DOCUMENT TEXT:
In the end, one of the boneheads got kicked off after garbling some nonsense in his defence at the angry business bear in the boardroom, at which point the business bear snapped, “Cut the crap, alright?” Indeed, Sir Alan. Lord Alan. Mr Sugar. Whatever.

Anyway, my judgment after the first ep was that though this was not a classic start to the new season, we would doubtless see someone’s true colours (I think brown, or maybe a very cheap mauve) come out some time soon. And it happened! It turned out that all the boys are completely stupid, and in the girls’ team I do believe Susan is as dense as lead. On a task requiring the candidates to devise and market, in the words of Alan Sugar, “an application… or ‘app’!”, the boys invented some nonsense making fun of regional accents called “Slangatang”, and Susan suggested an app that “when I’m…. OK, OK, say, if I’m standing next to you, and…. alright, what I’m saying is, if I ask you, “where do you think we are?”, then you can write it, and… I’m not explaining it very well.” I WISH MY PHONE HAD A GEOGRAPHICAL HESITANCY APP! The boys’ effort was so, so mortifying. The meatheads did their usual cockfighting, and then brayed their joy at each other once they’d alighted on what is certifiably the worst idea since Donald Trump thought, “Oh, being a President is probably doable.” Meanwhile, did anyone spot Gavin? I’m probably wrong about this, but I thought that, of all the candidates, he seemed to be a not-dreadful person. He’s Ralph in Lord of the Flies! This isn’t going to end well.

The Shadow Line

The-Shadow-Line-BBC-2.jpgUp next, we have “The Shadow Line” - the BBC’s new, and rather marvelous , crime serial. It stars anyone who’s good at acting that you could care to think of (Chiwetel Ejiofor, Christopher Eccleston, Lesley Sharp, Rafe Spall, Anthony Sher) and is a very moody, well-paced, finely performed and conceived piece of gritty goodness.

SHORT EXERCISE: According to the TV review, what was the name of the app the boys' team invented? The records are from a separate source.

STORED ROWS:
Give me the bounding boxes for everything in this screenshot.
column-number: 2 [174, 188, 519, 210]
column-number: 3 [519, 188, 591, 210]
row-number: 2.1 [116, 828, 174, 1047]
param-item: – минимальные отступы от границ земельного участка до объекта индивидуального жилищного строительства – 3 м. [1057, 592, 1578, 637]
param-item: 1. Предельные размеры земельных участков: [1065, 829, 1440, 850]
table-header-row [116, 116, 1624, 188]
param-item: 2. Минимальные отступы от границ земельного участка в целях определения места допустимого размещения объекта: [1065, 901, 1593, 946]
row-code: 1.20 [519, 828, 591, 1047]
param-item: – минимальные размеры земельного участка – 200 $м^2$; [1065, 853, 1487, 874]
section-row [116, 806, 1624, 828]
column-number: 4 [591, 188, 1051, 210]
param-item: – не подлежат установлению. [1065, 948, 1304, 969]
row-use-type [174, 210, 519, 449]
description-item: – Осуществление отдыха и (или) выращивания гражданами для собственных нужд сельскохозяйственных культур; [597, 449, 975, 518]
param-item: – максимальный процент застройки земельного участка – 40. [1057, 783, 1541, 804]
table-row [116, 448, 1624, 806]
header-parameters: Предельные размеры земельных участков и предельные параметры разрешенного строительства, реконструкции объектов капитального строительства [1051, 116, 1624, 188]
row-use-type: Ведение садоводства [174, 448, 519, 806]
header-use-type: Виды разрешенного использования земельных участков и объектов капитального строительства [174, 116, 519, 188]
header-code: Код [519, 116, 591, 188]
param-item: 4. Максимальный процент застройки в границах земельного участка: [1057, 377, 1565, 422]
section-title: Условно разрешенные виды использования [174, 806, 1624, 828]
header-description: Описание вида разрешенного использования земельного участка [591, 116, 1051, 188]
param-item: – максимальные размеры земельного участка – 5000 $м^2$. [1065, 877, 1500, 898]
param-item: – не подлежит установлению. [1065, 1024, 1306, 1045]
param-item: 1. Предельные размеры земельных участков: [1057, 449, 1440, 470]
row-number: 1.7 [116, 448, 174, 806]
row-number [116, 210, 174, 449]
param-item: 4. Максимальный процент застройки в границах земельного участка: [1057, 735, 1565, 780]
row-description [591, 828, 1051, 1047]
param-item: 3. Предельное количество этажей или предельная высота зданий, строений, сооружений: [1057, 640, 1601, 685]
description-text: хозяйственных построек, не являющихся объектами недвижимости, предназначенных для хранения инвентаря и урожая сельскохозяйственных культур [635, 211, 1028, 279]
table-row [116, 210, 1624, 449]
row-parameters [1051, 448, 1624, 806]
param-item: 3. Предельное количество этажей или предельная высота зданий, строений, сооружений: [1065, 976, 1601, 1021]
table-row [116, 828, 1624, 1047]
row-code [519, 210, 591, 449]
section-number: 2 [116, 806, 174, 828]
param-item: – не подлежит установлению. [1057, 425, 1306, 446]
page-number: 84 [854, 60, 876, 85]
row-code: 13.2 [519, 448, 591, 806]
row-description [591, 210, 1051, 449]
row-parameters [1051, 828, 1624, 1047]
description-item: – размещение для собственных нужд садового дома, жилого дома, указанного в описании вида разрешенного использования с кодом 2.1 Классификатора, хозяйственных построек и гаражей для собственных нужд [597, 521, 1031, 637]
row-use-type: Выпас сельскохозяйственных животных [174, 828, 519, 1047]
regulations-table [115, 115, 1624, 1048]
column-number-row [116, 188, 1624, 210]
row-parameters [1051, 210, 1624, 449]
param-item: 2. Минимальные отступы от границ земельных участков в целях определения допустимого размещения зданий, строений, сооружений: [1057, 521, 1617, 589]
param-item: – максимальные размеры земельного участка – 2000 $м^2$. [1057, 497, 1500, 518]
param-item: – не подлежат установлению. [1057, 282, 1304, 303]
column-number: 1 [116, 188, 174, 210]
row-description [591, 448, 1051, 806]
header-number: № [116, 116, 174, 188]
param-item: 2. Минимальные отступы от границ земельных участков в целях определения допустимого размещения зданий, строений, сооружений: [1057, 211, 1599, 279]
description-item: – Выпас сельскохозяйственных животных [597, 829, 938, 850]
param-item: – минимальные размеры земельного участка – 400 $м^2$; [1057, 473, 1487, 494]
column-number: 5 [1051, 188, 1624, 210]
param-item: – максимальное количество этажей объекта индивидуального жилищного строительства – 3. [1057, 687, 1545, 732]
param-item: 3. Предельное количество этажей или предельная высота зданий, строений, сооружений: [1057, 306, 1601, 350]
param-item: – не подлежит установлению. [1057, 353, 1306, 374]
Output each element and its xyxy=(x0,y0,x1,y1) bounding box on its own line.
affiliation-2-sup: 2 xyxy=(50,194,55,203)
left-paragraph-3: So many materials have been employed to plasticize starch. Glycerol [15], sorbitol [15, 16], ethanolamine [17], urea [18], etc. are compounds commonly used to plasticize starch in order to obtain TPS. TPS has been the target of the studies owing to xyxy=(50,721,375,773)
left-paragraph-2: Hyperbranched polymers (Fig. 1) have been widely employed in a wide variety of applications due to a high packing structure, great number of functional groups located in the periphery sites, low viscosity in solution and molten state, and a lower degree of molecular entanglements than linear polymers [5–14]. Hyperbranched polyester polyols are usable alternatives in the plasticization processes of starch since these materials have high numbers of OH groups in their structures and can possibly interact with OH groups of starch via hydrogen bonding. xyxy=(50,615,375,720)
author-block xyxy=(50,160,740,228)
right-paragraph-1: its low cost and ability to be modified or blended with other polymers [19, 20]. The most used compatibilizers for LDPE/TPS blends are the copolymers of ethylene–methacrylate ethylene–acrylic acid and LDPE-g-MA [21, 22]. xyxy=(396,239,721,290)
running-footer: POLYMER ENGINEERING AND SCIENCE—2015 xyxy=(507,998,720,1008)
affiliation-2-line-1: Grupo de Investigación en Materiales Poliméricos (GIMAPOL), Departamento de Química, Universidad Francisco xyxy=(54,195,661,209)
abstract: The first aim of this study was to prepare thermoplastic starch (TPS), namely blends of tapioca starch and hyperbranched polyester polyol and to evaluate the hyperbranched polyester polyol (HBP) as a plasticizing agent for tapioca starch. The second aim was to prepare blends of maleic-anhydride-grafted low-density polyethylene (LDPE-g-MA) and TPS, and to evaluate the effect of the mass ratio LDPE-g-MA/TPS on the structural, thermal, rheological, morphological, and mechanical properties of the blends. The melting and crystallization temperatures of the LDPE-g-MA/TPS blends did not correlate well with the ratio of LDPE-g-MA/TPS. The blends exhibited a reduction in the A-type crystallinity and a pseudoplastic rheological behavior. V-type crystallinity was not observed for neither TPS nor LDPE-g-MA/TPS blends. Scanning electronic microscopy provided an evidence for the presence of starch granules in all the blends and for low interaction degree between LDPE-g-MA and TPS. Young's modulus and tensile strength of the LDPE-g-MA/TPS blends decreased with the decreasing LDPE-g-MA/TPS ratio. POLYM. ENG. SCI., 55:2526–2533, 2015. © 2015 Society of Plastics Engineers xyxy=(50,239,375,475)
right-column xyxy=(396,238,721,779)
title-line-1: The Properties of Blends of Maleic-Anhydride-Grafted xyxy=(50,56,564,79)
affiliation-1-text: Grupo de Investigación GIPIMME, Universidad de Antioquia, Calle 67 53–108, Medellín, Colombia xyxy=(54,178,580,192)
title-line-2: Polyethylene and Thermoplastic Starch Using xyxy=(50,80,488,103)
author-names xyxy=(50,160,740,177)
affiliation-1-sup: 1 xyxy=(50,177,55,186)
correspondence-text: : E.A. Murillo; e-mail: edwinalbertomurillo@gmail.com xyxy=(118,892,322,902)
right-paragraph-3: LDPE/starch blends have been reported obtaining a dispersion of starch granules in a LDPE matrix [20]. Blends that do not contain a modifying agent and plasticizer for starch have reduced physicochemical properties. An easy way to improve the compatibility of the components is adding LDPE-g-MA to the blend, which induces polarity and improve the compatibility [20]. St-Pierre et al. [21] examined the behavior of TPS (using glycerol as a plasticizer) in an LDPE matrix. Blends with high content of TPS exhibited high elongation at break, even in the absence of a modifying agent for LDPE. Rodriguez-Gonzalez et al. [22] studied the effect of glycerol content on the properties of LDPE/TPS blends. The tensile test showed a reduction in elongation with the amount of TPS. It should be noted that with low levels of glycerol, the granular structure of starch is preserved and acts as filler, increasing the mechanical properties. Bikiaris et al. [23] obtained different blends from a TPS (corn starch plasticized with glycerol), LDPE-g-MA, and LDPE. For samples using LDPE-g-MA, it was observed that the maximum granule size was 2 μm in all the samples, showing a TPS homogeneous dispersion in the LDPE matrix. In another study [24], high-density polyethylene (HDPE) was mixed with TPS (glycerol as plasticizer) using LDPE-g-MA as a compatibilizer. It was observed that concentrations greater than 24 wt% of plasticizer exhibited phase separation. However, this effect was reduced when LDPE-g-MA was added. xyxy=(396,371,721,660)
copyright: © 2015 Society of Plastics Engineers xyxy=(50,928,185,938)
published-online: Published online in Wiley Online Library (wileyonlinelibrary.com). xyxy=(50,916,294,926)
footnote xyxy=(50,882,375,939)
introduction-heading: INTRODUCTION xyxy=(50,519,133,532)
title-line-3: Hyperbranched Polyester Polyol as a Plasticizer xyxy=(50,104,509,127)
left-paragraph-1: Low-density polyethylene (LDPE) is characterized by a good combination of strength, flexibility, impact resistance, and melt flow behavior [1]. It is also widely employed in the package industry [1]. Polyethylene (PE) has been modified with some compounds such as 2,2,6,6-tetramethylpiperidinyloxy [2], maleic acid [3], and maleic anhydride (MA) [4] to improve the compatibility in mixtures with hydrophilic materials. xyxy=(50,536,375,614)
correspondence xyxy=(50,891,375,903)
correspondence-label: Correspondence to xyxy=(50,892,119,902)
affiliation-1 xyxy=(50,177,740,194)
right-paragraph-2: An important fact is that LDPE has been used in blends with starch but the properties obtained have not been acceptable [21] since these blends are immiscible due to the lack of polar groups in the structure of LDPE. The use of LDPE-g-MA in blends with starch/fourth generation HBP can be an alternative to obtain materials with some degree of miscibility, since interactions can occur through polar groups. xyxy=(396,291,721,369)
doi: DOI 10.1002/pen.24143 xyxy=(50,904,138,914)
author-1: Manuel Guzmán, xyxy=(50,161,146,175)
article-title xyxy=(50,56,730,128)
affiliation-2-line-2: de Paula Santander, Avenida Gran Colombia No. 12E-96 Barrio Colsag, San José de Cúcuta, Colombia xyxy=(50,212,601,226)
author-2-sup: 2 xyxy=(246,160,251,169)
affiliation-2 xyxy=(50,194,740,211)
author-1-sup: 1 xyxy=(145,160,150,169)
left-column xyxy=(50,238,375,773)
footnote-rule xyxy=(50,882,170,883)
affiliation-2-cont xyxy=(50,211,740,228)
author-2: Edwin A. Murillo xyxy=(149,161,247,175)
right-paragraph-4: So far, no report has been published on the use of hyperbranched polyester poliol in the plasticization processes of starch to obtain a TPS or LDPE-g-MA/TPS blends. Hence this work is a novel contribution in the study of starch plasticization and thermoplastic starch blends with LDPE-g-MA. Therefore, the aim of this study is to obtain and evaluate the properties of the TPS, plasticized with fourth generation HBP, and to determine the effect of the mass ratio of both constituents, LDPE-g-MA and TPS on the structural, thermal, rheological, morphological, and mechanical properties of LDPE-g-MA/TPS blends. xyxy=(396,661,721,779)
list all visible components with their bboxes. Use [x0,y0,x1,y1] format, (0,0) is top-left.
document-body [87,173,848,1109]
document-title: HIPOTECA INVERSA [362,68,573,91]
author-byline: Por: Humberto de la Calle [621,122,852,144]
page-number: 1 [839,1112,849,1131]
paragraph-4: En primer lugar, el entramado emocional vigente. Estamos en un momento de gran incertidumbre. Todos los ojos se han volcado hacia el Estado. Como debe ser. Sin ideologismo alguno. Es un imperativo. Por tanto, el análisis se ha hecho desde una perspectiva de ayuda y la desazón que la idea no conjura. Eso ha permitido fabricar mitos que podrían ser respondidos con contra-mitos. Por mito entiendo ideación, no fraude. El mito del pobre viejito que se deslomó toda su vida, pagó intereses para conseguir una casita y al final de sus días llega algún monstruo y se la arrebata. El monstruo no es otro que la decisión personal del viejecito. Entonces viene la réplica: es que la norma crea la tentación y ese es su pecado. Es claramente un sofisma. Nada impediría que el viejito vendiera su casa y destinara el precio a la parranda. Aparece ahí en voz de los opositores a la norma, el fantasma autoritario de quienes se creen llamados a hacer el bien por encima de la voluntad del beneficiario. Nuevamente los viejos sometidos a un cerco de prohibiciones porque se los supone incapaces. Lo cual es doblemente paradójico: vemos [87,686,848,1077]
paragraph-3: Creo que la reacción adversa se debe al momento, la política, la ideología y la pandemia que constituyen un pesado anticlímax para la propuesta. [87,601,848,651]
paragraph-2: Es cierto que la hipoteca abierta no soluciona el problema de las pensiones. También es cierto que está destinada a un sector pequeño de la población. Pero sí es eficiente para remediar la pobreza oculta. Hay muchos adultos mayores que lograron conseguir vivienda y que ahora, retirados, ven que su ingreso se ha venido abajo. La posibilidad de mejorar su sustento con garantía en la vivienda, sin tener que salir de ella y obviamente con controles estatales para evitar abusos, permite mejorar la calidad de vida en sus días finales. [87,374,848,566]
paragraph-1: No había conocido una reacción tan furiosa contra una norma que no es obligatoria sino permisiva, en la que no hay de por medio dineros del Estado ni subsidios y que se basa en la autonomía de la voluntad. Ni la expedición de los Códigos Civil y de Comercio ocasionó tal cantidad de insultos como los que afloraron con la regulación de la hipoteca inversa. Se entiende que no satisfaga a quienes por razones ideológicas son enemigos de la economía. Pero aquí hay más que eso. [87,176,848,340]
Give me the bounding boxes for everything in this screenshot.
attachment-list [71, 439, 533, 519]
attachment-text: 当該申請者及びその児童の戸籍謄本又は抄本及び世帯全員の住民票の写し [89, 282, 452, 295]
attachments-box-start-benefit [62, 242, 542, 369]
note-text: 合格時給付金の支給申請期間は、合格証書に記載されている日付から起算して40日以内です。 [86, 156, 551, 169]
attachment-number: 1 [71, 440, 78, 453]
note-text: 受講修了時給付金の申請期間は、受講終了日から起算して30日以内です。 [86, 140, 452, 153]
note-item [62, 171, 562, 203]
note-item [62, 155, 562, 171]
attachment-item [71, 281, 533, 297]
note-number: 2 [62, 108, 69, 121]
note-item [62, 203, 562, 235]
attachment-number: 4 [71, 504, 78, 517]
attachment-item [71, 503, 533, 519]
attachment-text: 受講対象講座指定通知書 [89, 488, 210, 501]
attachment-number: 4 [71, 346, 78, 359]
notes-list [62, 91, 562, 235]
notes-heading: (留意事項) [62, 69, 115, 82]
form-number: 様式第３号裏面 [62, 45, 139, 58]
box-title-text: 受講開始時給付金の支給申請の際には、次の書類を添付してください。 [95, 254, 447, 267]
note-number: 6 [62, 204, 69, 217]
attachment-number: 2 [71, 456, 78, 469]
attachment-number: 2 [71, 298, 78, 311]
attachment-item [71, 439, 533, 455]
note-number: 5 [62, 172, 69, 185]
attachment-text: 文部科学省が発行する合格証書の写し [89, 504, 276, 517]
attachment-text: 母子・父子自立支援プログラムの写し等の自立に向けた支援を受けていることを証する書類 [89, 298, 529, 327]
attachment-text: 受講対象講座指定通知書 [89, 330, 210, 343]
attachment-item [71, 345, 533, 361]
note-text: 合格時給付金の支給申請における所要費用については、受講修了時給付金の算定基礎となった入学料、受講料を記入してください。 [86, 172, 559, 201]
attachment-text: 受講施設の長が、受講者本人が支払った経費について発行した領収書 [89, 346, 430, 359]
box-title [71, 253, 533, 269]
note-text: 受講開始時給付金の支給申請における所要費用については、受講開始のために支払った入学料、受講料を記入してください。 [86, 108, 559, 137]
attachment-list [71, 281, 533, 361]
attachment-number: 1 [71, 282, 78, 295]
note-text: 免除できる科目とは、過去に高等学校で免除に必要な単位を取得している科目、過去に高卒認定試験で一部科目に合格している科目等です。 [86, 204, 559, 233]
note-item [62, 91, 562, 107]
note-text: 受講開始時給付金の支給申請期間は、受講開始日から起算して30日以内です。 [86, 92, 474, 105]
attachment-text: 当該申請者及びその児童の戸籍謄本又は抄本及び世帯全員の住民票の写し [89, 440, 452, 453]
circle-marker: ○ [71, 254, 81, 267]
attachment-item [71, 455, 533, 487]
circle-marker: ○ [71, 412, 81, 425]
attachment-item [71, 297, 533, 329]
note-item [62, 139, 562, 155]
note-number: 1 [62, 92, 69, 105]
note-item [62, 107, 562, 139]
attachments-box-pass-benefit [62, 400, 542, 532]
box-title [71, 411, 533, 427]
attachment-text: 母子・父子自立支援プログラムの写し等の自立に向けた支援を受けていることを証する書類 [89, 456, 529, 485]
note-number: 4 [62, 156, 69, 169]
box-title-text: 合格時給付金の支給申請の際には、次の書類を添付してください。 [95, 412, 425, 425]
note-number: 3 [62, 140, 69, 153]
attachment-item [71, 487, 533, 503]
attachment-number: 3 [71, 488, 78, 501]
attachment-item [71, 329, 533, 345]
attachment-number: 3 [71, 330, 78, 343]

RESULT: Slangatang